--- Given data ---

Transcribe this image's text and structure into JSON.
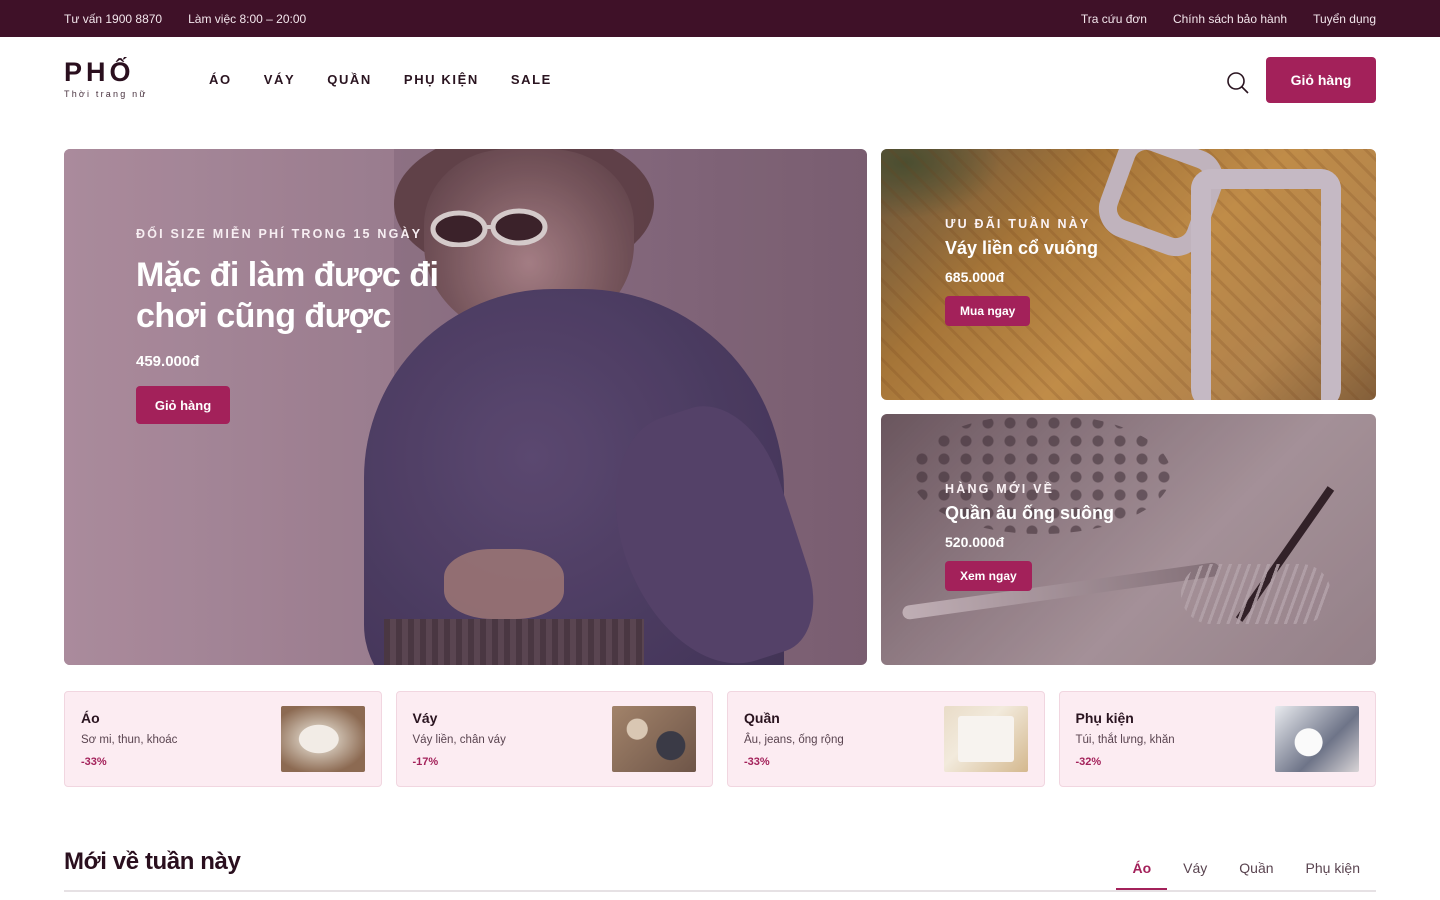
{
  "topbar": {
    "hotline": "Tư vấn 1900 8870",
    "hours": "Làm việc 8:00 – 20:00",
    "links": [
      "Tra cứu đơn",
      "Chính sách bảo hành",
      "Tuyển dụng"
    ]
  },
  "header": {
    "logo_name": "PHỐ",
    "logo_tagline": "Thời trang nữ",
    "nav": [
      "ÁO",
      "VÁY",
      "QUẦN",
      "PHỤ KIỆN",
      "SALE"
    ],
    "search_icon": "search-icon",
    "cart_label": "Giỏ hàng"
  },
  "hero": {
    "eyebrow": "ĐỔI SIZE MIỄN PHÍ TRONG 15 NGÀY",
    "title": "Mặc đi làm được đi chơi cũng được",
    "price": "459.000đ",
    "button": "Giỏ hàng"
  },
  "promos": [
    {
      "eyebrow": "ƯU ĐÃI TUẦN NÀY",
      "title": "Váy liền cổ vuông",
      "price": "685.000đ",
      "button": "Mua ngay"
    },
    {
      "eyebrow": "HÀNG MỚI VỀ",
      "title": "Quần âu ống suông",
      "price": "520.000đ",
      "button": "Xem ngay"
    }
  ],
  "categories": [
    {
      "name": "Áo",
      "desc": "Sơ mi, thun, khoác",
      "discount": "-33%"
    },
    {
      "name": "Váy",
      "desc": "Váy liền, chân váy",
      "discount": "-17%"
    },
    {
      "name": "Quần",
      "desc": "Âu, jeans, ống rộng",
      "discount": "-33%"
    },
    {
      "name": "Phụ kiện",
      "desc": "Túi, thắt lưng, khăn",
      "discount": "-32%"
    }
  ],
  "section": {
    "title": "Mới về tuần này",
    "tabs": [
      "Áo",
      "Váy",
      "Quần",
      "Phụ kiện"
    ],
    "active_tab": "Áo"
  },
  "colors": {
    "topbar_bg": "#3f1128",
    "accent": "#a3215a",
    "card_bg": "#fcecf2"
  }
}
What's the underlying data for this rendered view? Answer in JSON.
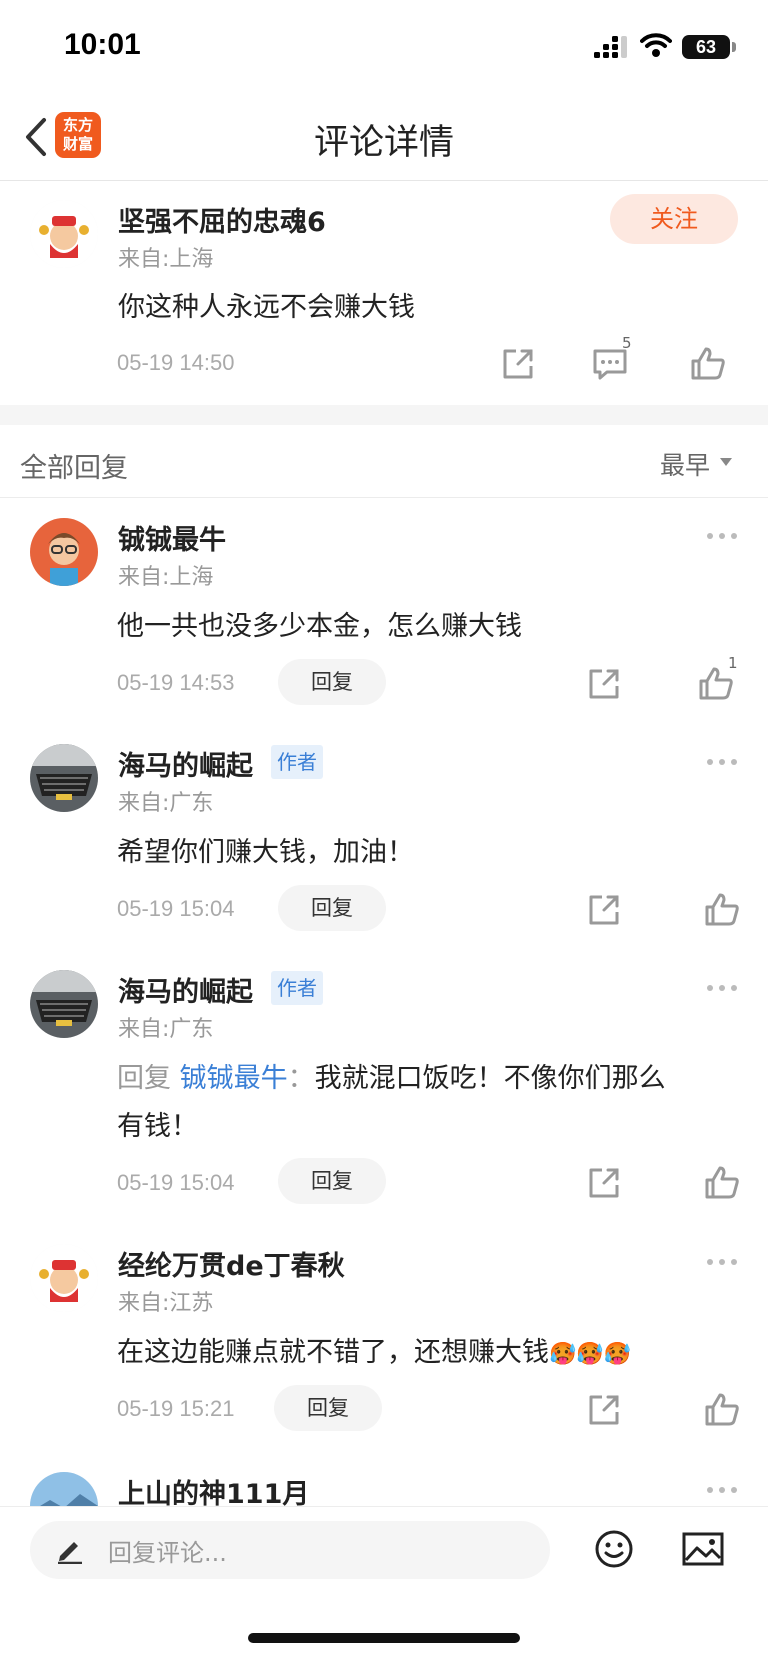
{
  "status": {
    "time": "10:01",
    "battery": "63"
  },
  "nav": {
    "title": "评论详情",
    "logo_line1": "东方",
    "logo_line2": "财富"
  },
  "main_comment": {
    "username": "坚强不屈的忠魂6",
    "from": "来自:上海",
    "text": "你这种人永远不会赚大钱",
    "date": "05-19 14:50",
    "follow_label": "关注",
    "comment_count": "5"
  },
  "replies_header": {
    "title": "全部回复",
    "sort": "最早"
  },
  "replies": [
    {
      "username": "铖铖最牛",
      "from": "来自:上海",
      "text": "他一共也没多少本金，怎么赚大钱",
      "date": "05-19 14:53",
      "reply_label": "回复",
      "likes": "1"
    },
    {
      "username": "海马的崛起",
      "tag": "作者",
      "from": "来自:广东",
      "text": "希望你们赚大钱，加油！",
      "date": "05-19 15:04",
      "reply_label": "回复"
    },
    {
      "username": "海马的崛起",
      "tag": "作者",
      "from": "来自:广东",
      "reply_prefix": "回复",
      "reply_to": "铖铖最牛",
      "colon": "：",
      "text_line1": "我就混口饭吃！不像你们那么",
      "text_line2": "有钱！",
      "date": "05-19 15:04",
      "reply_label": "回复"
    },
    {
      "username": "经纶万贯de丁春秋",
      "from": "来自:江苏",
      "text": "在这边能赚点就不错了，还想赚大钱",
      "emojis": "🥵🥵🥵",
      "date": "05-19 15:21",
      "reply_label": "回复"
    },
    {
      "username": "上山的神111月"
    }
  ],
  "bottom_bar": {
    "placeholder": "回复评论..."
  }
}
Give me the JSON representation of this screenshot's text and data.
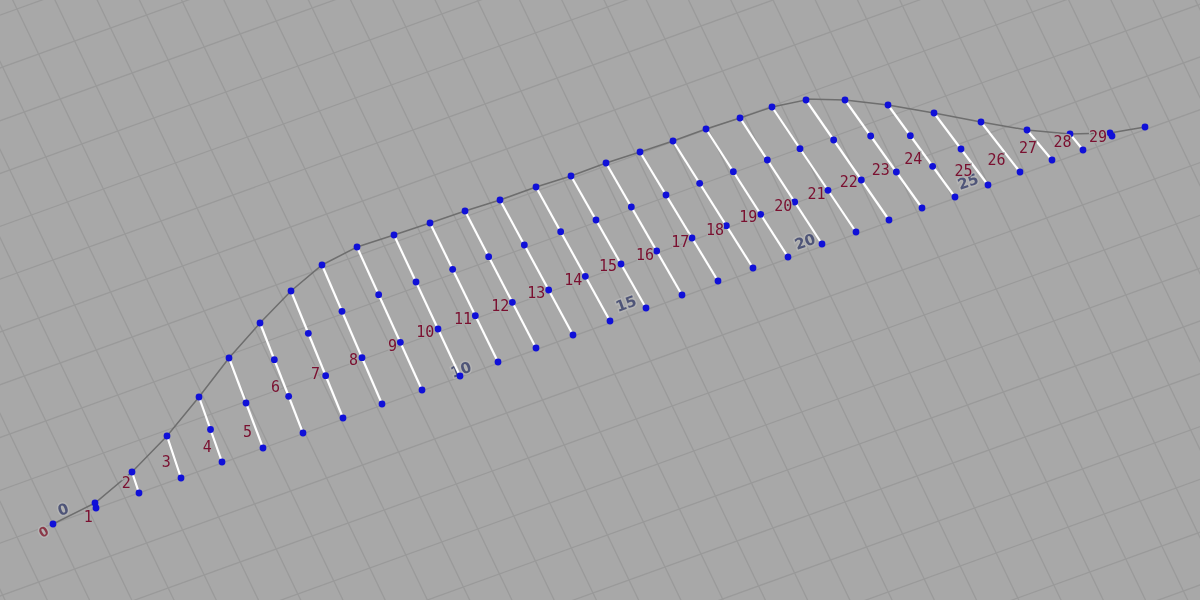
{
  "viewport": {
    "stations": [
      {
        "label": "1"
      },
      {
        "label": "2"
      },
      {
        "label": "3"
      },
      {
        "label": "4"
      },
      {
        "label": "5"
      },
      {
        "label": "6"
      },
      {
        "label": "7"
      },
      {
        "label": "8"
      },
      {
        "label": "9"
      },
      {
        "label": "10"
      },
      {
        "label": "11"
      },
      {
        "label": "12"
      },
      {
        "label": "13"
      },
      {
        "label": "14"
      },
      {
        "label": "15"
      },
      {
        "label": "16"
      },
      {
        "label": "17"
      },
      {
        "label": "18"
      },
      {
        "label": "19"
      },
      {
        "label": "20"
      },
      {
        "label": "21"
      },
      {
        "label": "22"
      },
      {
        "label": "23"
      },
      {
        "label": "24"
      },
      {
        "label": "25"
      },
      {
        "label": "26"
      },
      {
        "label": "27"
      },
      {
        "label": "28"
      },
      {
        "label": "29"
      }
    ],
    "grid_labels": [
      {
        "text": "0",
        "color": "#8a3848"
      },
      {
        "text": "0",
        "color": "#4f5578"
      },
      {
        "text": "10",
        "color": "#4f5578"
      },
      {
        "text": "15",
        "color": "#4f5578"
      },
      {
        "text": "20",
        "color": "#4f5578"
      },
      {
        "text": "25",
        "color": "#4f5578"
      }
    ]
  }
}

--- Description of the task ---
Determine how many lines of the records above contain the word "price", and report only that number.

--- Full answer ---
3